Challenges ->
**A.** Answer these questions about the passage on China's regulatory crackdown:
(i) Which two companies does the passage name as marquee names?
(ii) On what two things did the government drill down when its focus widened to insurance tech platforms?
(iii) Which outlet reported that liquor companies are now feeling the brunt?
**B.** In the entries, copy out every line from the start through the line containing "The condenser lens 17 is at (283, 443).", inclusive. Leave out any pictures.

Source passage ->
+-------+
The Chinese government’s regulator crackdown has extended well beyond the confines of Big Tech. The question remains … as to what end. And perhaps: where it all ends.
With marquee names such as Ant Group, Tencent and a host of others, the goals — if that might be the word — seemed, and still seem, hinged on curbing at least some of the social reach of those companies. By tightening antitrust scrutiny on those companies, and by demanding that, for example, that Ant be held to stricter capital requirements, or that Didi be scrutinized over its data-related practices, seems at least an attempt to put guardrails around growth (particularly debt).
We’ve noted in this space, too, that the government has signaled at least some of its intent by taking (for now) small equity stakes in the very companies that it is monitoring more closely.
In recent weeks, we’ve seen the government’s focus widen to include insurance tech platforms, drilling down on marketing and pricing.
And more recently, as reported by CNBC, liquor companies are now feeling the brunt, too, as reports surfaced that the national market regulator has begun meeting with companies within that industry (including the distributors) amid volatile pricing.
+-------+
Dataset records ->
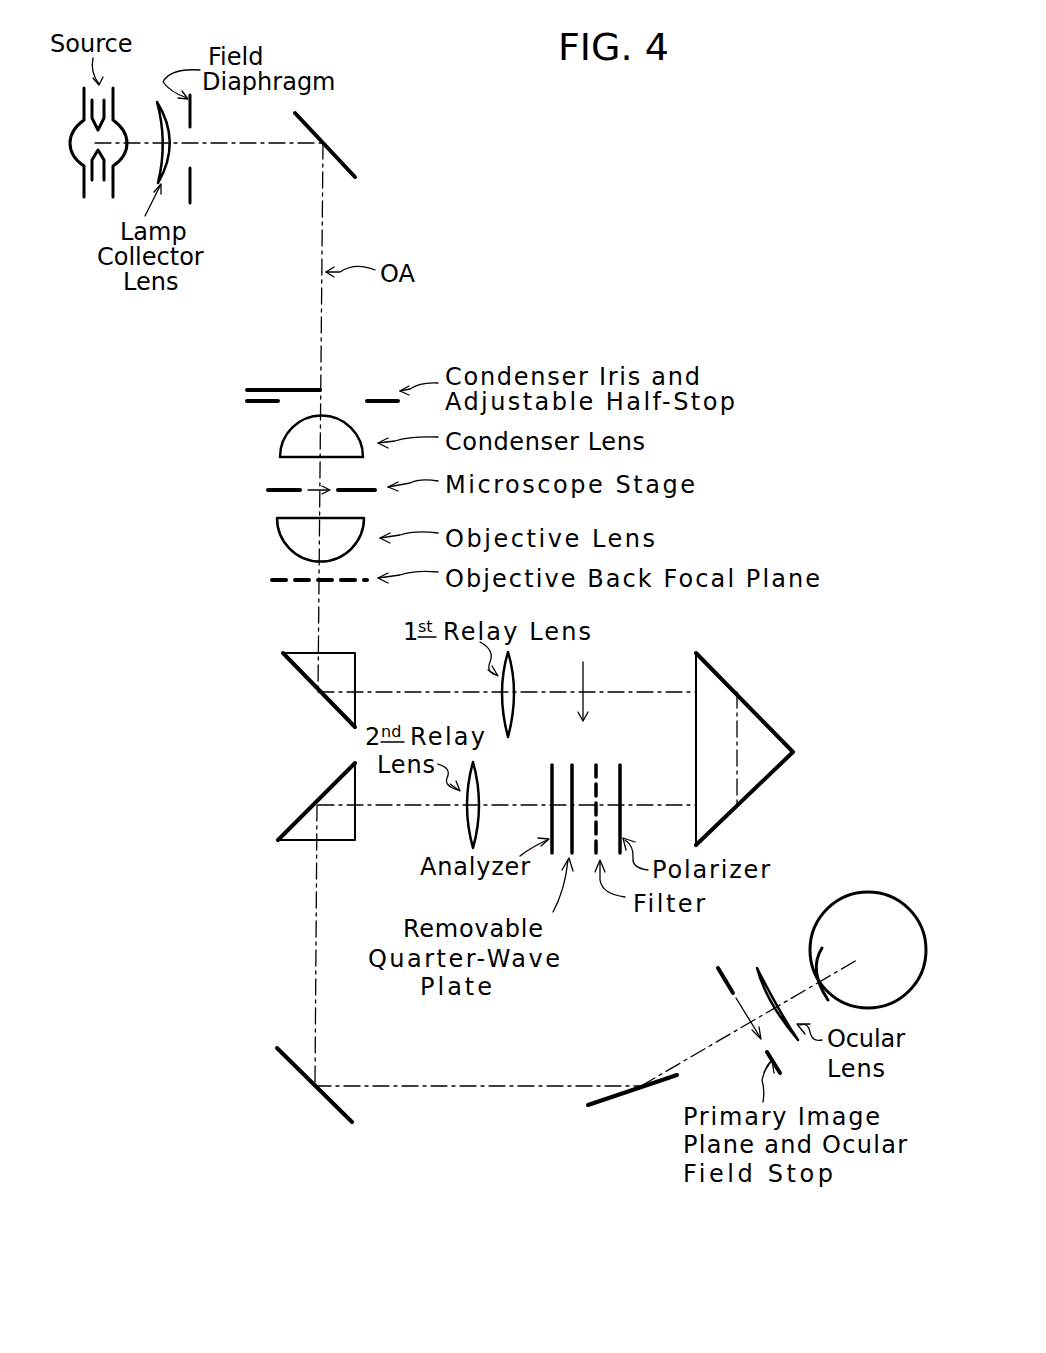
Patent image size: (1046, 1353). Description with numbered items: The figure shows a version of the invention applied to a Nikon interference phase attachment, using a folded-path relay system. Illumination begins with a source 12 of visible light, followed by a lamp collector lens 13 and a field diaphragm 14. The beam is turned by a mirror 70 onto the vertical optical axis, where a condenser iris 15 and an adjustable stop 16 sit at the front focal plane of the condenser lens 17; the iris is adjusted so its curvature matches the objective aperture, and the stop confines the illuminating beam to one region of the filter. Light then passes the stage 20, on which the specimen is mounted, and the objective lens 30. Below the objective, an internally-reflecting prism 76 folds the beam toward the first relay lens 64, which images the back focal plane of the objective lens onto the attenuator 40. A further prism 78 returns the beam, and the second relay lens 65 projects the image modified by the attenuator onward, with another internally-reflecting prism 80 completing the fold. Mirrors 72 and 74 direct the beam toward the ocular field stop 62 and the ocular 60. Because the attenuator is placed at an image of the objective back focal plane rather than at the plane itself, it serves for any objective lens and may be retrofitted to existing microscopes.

The source 12 is at (78, 174).
The lamp collector lens 13 is at (161, 156).
The field diaphragm 14 is at (192, 190).
The mirror 70 is at (326, 138).
The adjustable stop 16 is at (258, 389).
The condenser iris 15 is at (262, 400).
The condenser lens 17 is at (283, 443).
The stage 20 is at (278, 492).
The objective lens 30 is at (293, 531).
The internally-reflecting prism 76 is at (302, 680).
The first relay lens 64 is at (500, 709).
The prism 78 is at (760, 718).
The internally-reflecting prism 80 is at (296, 824).
The second relay lens 65 is at (468, 821).
The attenuator 40 is at (628, 764).
The mirror 72 is at (300, 1073).
The mirror 74 is at (607, 1104).
The ocular field stop 62 is at (720, 982).
The ocular 60 is at (770, 982).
+-------+
Full solutions ->
**A.**
(i) Ant Group and Tencent
(ii) Marketing and pricing
(iii) CNBC

**B.**
Patent image size: (1046, 1353). Description with numbered items: The figure shows a version of the invention applied to a Nikon interference phase attachment, using a folded-path relay system. Illumination begins with a source 12 of visible light, followed by a lamp collector lens 13 and a field diaphragm 14. The beam is turned by a mirror 70 onto the vertical optical axis, where a condenser iris 15 and an adjustable stop 16 sit at the front focal plane of the condenser lens 17; the iris is adjusted so its curvature matches the objective aperture, and the stop confines the illuminating beam to one region of the filter. Light then passes the stage 20, on which the specimen is mounted, and the objective lens 30. Below the objective, an internally-reflecting prism 76 folds the beam toward the first relay lens 64, which images the back focal plane of the objective lens onto the attenuator 40. A further prism 78 returns the beam, and the second relay lens 65 projects the image modified by the attenuator onward, with another internally-reflecting prism 80 completing the fold. Mirrors 72 and 74 direct the beam toward the ocular field stop 62 and the ocular 60. Because the attenuator is placed at an image of the objective back focal plane rather than at the plane itself, it serves for any objective lens and may be retrofitted to existing microscopes.

The source 12 is at (78, 174).
The lamp collector lens 13 is at (161, 156).
The field diaphragm 14 is at (192, 190).
The mirror 70 is at (326, 138).
The adjustable stop 16 is at (258, 389).
The condenser iris 15 is at (262, 400).
The condenser lens 17 is at (283, 443).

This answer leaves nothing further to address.